→ **Problem**
Locate each line containing the string "this" and copy it out.

→ **Exercise material**
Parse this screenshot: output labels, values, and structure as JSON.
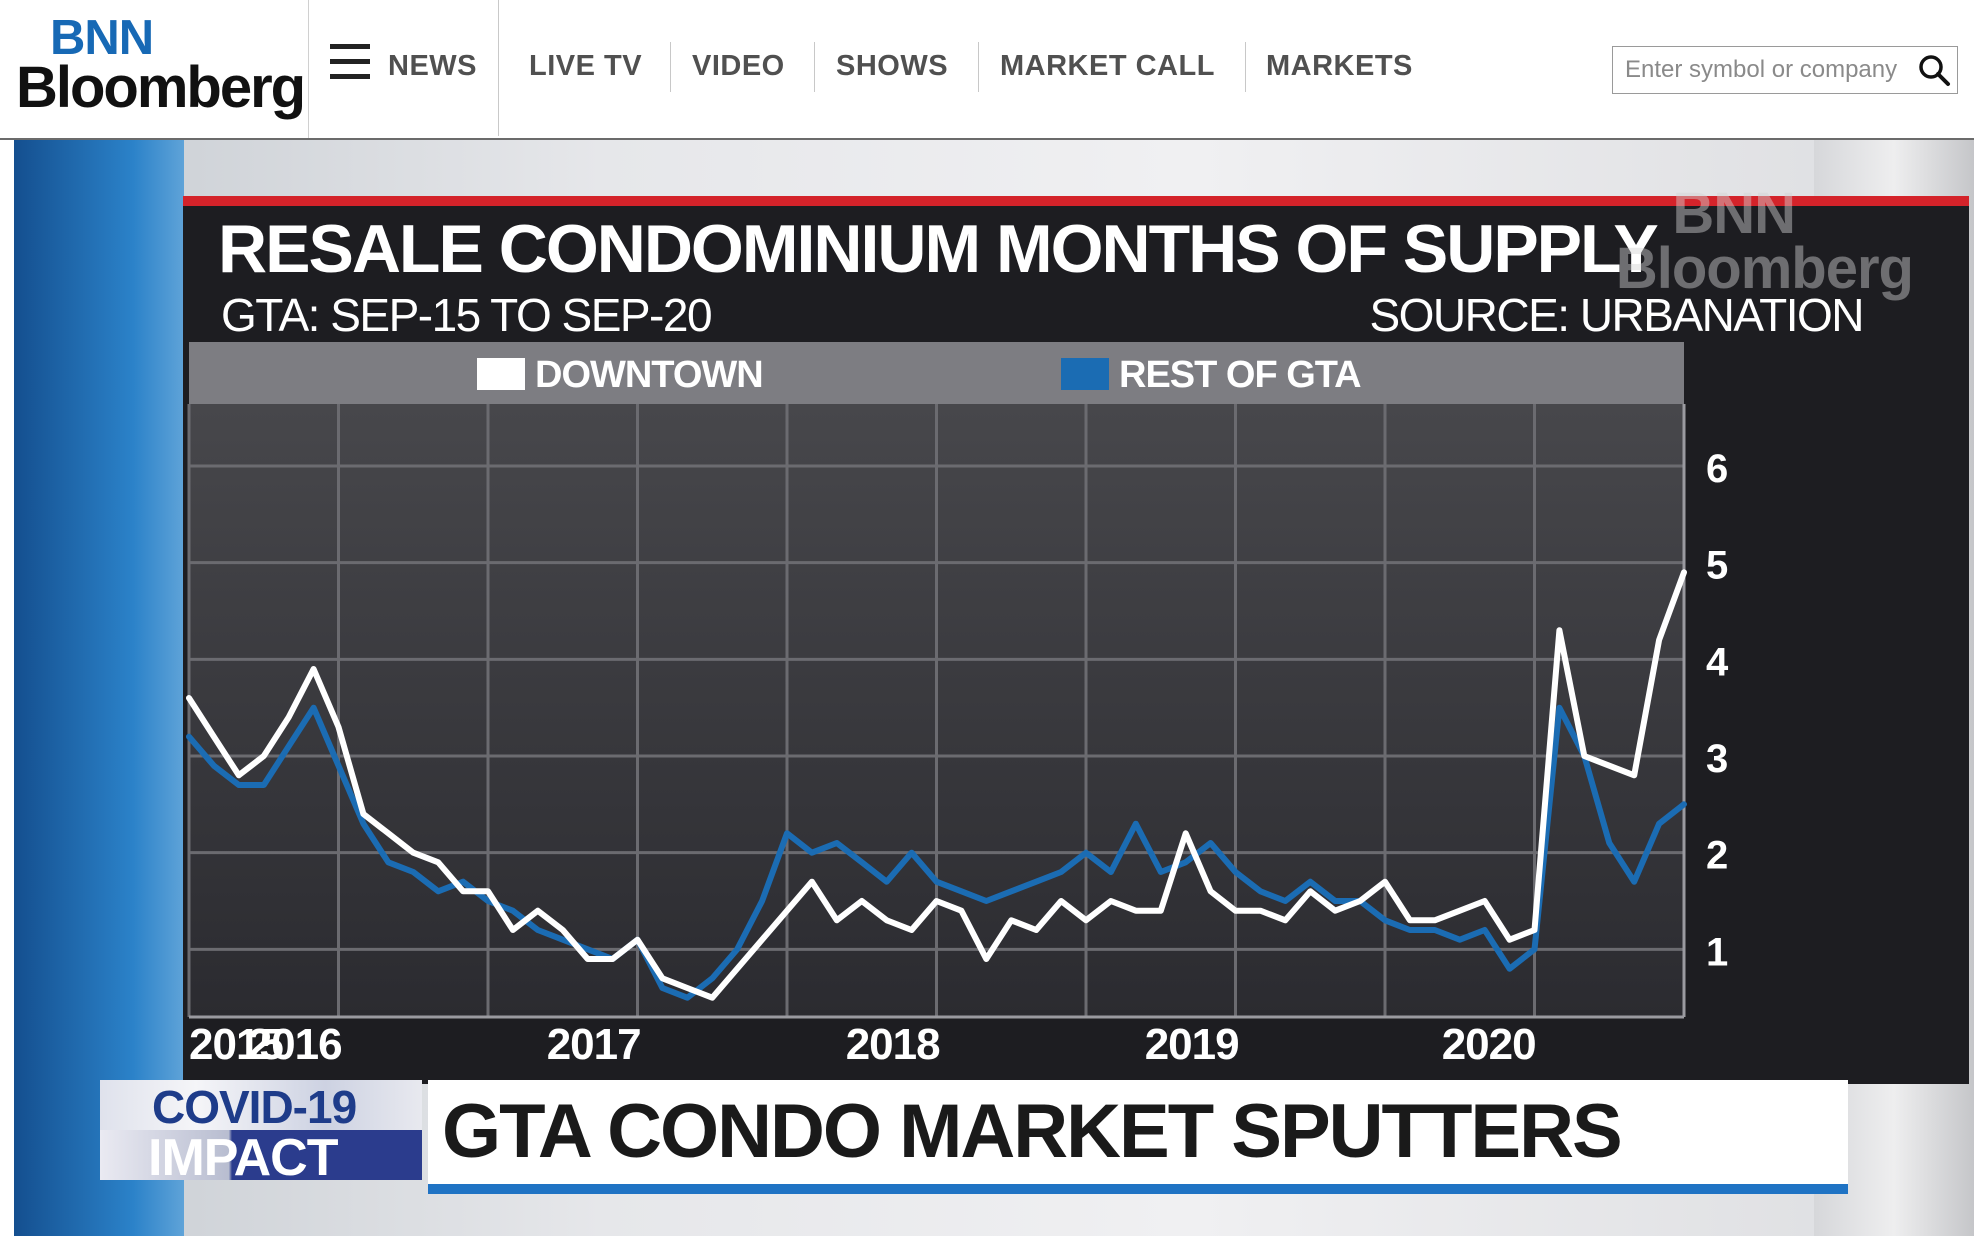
{
  "brand": {
    "line1": "BNN",
    "line2": "Bloomberg"
  },
  "nav": {
    "items": [
      {
        "label": "NEWS"
      },
      {
        "label": "LIVE TV"
      },
      {
        "label": "VIDEO"
      },
      {
        "label": "SHOWS"
      },
      {
        "label": "MARKET CALL"
      },
      {
        "label": "MARKETS"
      }
    ],
    "menu_icon": "hamburger-menu-icon"
  },
  "search": {
    "placeholder": "Enter symbol or company",
    "icon": "search-icon"
  },
  "graphic": {
    "title": "RESALE CONDOMINIUM MONTHS OF SUPPLY",
    "subtitle": "GTA: SEP-15 TO SEP-20",
    "source": "SOURCE: URBANATION",
    "watermark_line1": "BNN",
    "watermark_line2": "Bloomberg"
  },
  "lower_third": {
    "tag_line1": "COVID-19",
    "tag_line2": "IMPACT",
    "headline": "GTA CONDO MARKET SPUTTERS",
    "accent_color": "#1f73c4"
  },
  "chart_data": {
    "type": "line",
    "title": "RESALE CONDOMINIUM MONTHS OF SUPPLY",
    "subtitle": "GTA: SEP-15 TO SEP-20",
    "x_ticks": [
      "2015",
      "2016",
      "2017",
      "2018",
      "2019",
      "2020"
    ],
    "y_ticks": [
      1,
      2,
      3,
      4,
      5,
      6
    ],
    "ylim": [
      0.3,
      6.6
    ],
    "grid": true,
    "legend": "top",
    "x": [
      "Sep-15",
      "Oct-15",
      "Nov-15",
      "Dec-15",
      "Jan-16",
      "Feb-16",
      "Mar-16",
      "Apr-16",
      "May-16",
      "Jun-16",
      "Jul-16",
      "Aug-16",
      "Sep-16",
      "Oct-16",
      "Nov-16",
      "Dec-16",
      "Jan-17",
      "Feb-17",
      "Mar-17",
      "Apr-17",
      "May-17",
      "Jun-17",
      "Jul-17",
      "Aug-17",
      "Sep-17",
      "Oct-17",
      "Nov-17",
      "Dec-17",
      "Jan-18",
      "Feb-18",
      "Mar-18",
      "Apr-18",
      "May-18",
      "Jun-18",
      "Jul-18",
      "Aug-18",
      "Sep-18",
      "Oct-18",
      "Nov-18",
      "Dec-18",
      "Jan-19",
      "Feb-19",
      "Mar-19",
      "Apr-19",
      "May-19",
      "Jun-19",
      "Jul-19",
      "Aug-19",
      "Sep-19",
      "Oct-19",
      "Nov-19",
      "Dec-19",
      "Jan-20",
      "Feb-20",
      "Mar-20",
      "Apr-20",
      "May-20",
      "Jun-20",
      "Jul-20",
      "Aug-20",
      "Sep-20"
    ],
    "series": [
      {
        "name": "DOWNTOWN",
        "color": "#ffffff",
        "values": [
          3.6,
          3.2,
          2.8,
          3.0,
          3.4,
          3.9,
          3.3,
          2.4,
          2.2,
          2.0,
          1.9,
          1.6,
          1.6,
          1.2,
          1.4,
          1.2,
          0.9,
          0.9,
          1.1,
          0.7,
          0.6,
          0.5,
          0.8,
          1.1,
          1.4,
          1.7,
          1.3,
          1.5,
          1.3,
          1.2,
          1.5,
          1.4,
          0.9,
          1.3,
          1.2,
          1.5,
          1.3,
          1.5,
          1.4,
          1.4,
          2.2,
          1.6,
          1.4,
          1.4,
          1.3,
          1.6,
          1.4,
          1.5,
          1.7,
          1.3,
          1.3,
          1.4,
          1.5,
          1.1,
          1.2,
          4.3,
          3.0,
          2.9,
          2.8,
          4.2,
          4.9
        ]
      },
      {
        "name": "REST OF GTA",
        "color": "#1b6cb3",
        "values": [
          3.2,
          2.9,
          2.7,
          2.7,
          3.1,
          3.5,
          2.9,
          2.3,
          1.9,
          1.8,
          1.6,
          1.7,
          1.5,
          1.4,
          1.2,
          1.1,
          1.0,
          0.9,
          1.1,
          0.6,
          0.5,
          0.7,
          1.0,
          1.5,
          2.2,
          2.0,
          2.1,
          1.9,
          1.7,
          2.0,
          1.7,
          1.6,
          1.5,
          1.6,
          1.7,
          1.8,
          2.0,
          1.8,
          2.3,
          1.8,
          1.9,
          2.1,
          1.8,
          1.6,
          1.5,
          1.7,
          1.5,
          1.5,
          1.3,
          1.2,
          1.2,
          1.1,
          1.2,
          0.8,
          1.0,
          3.5,
          3.0,
          2.1,
          1.7,
          2.3,
          2.5
        ]
      }
    ]
  }
}
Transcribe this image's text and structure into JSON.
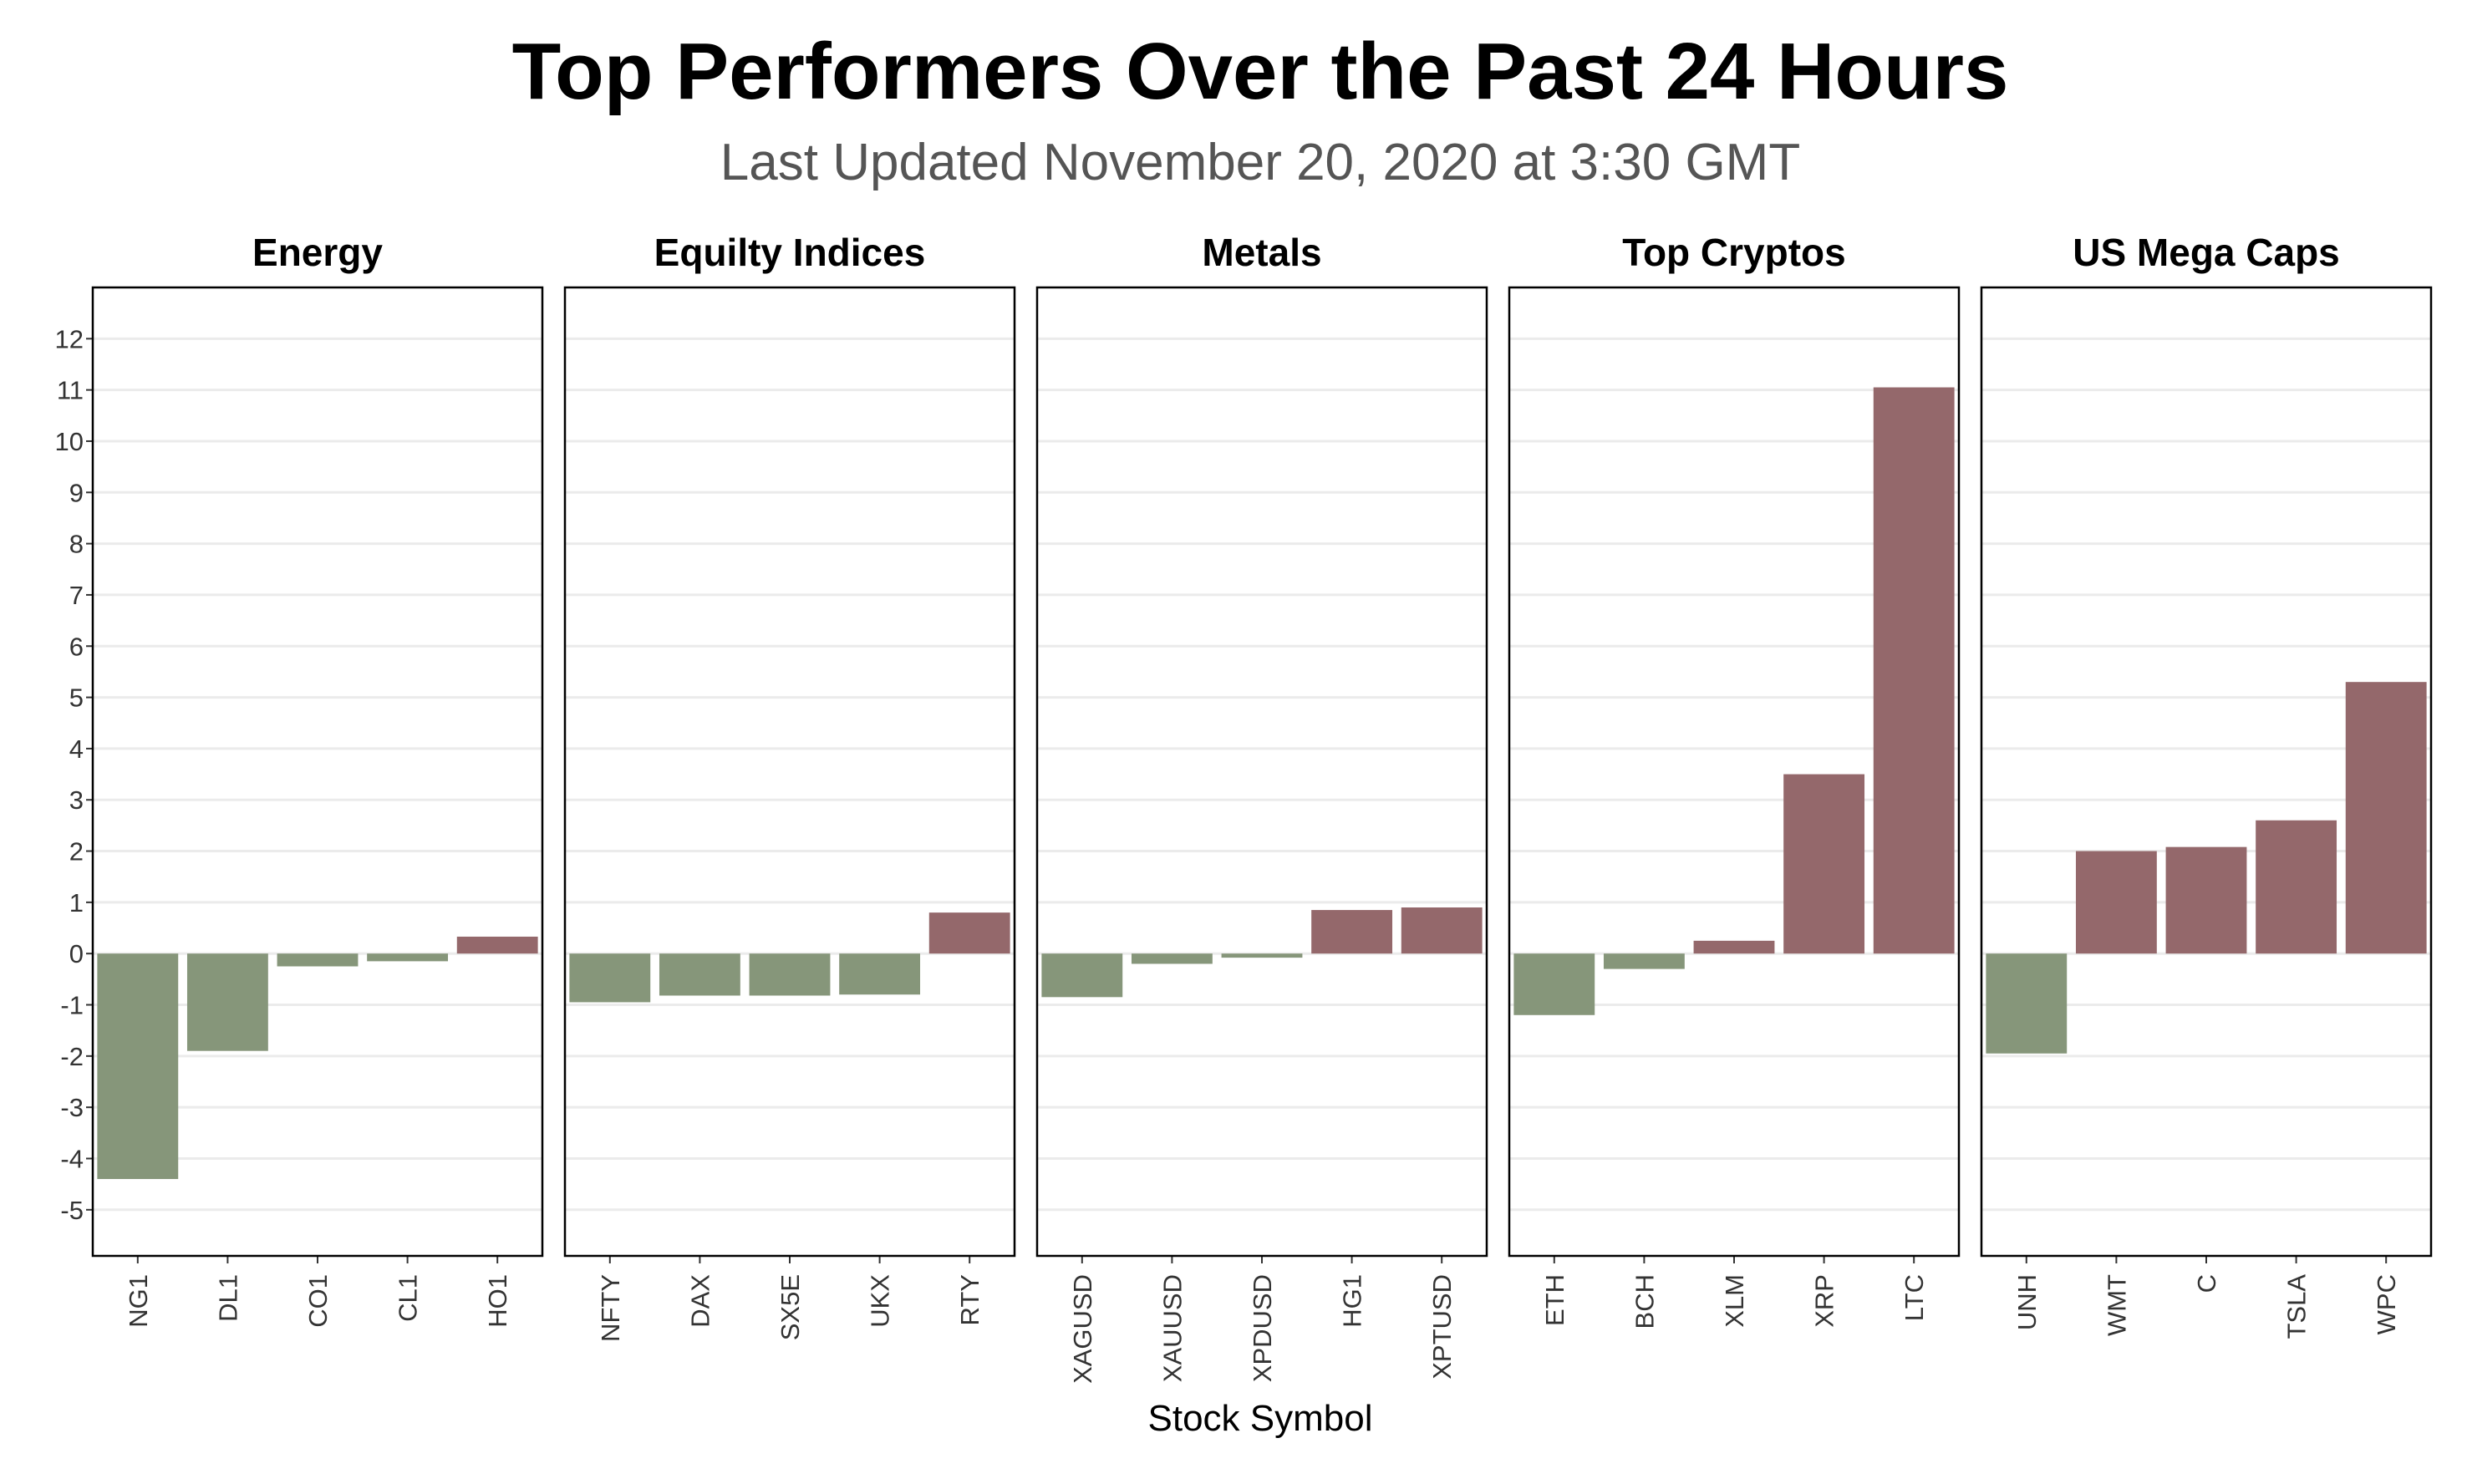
{
  "chart_data": {
    "type": "bar",
    "title": "Top Performers Over the Past 24 Hours",
    "subtitle": "Last Updated November 20, 2020 at 3:30 GMT",
    "xlabel": "Stock Symbol",
    "ylabel": "",
    "ylim": [
      -5.9,
      13.0
    ],
    "yticks": [
      -5,
      -4,
      -3,
      -2,
      -1,
      0,
      1,
      2,
      3,
      4,
      5,
      6,
      7,
      8,
      9,
      10,
      11,
      12
    ],
    "grid": true,
    "legend": "none",
    "colors": {
      "positive": "#94686B",
      "negative": "#86967A",
      "grid": "#EBEBEB",
      "frame": "#000000",
      "text": "#000000",
      "subtitle": "#555555",
      "tick": "#333333"
    },
    "facets": [
      {
        "name": "Energy",
        "categories": [
          "NG1",
          "DL1",
          "CO1",
          "CL1",
          "HO1"
        ],
        "values": [
          -4.4,
          -1.9,
          -0.25,
          -0.15,
          0.33
        ]
      },
      {
        "name": "Equilty Indices",
        "categories": [
          "NFTY",
          "DAX",
          "SX5E",
          "UKX",
          "RTY"
        ],
        "values": [
          -0.95,
          -0.82,
          -0.82,
          -0.8,
          0.8
        ]
      },
      {
        "name": "Metals",
        "categories": [
          "XAGUSD",
          "XAUUSD",
          "XPDUSD",
          "HG1",
          "XPTUSD"
        ],
        "values": [
          -0.85,
          -0.2,
          -0.08,
          0.85,
          0.9
        ]
      },
      {
        "name": "Top Cryptos",
        "categories": [
          "ETH",
          "BCH",
          "XLM",
          "XRP",
          "LTC"
        ],
        "values": [
          -1.2,
          -0.3,
          0.25,
          3.5,
          11.05
        ]
      },
      {
        "name": "US Mega Caps",
        "categories": [
          "UNH",
          "WMT",
          "C",
          "TSLA",
          "WPC"
        ],
        "values": [
          -1.95,
          2.0,
          2.08,
          2.6,
          5.3
        ]
      }
    ]
  }
}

→ **Worked answer**
Parse this screenshot: output labels, values, and structure as JSON.
Transcribe this image's text and structure into JSON.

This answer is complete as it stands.